▼
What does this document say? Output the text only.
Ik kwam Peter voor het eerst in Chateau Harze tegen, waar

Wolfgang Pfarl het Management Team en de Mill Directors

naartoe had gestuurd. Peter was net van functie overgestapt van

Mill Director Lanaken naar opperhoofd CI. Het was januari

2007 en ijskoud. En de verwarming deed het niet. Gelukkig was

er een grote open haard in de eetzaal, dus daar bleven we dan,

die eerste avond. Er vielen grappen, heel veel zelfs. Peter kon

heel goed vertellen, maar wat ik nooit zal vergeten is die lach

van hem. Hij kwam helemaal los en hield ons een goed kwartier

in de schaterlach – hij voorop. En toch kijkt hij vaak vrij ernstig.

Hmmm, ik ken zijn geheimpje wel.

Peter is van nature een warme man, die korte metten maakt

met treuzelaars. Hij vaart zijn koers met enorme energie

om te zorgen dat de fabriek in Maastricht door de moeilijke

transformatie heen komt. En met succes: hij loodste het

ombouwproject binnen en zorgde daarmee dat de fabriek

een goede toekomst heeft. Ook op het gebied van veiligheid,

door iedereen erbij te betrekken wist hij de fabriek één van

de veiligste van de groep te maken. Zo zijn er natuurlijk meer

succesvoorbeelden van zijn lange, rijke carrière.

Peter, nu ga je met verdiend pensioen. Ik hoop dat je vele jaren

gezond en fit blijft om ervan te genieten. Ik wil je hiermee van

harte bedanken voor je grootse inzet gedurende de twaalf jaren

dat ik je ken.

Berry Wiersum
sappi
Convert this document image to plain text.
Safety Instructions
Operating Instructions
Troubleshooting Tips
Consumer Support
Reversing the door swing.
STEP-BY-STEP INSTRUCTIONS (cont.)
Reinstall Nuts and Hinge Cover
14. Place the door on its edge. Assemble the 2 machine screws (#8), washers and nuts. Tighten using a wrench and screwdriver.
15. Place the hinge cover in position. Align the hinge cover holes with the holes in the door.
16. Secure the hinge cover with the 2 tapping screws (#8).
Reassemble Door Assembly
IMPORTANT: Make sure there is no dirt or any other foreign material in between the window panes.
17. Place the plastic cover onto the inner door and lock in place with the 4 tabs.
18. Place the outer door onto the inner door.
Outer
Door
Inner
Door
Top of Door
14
▲
• _What the exercise asks_: Set out the complete listing exactly as shown.

• _Result of this task_:
What does this document say? Output the text only.
Ik kwam Peter voor het eerst in Chateau Harze tegen, waar

Wolfgang Pfarl het Management Team en de Mill Directors

naartoe had gestuurd. Peter was net van functie overgestapt van

Mill Director Lanaken naar opperhoofd CI. Het was januari

2007 en ijskoud. En de verwarming deed het niet. Gelukkig was

er een grote open haard in de eetzaal, dus daar bleven we dan,

die eerste avond. Er vielen grappen, heel veel zelfs. Peter kon

heel goed vertellen, maar wat ik nooit zal vergeten is die lach

van hem. Hij kwam helemaal los en hield ons een goed kwartier

in de schaterlach – hij voorop. En toch kijkt hij vaak vrij ernstig.

Hmmm, ik ken zijn geheimpje wel.

Peter is van nature een warme man, die korte metten maakt

met treuzelaars. Hij vaart zijn koers met enorme energie

om te zorgen dat de fabriek in Maastricht door de moeilijke

transformatie heen komt. En met succes: hij loodste het

ombouwproject binnen en zorgde daarmee dat de fabriek

een goede toekomst heeft. Ook op het gebied van veiligheid,

door iedereen erbij te betrekken wist hij de fabriek één van

de veiligste van de groep te maken. Zo zijn er natuurlijk meer

succesvoorbeelden van zijn lange, rijke carrière.

Peter, nu ga je met verdiend pensioen. Ik hoop dat je vele jaren

gezond en fit blijft om ervan te genieten. Ik wil je hiermee van

harte bedanken voor je grootse inzet gedurende de twaalf jaren

dat ik je ken.

Berry Wiersum
sappi
Convert this document image to plain text.
Safety Instructions
Operating Instructions
Troubleshooting Tips
Consumer Support
Reversing the door swing.
STEP-BY-STEP INSTRUCTIONS (cont.)
Reinstall Nuts and Hinge Cover
14. Place the door on its edge. Assemble the 2 machine screws (#8), washers and nuts. Tighten using a wrench and screwdriver.
15. Place the hinge cover in position. Align the hinge cover holes with the holes in the door.
16. Secure the hinge cover with the 2 tapping screws (#8).
Reassemble Door Assembly
IMPORTANT: Make sure there is no dirt or any other foreign material in between the window panes.
17. Place the plastic cover onto the inner door and lock in place with the 4 tabs.
18. Place the outer door onto the inner door.
Outer
Door
Inner
Door
Top of Door
14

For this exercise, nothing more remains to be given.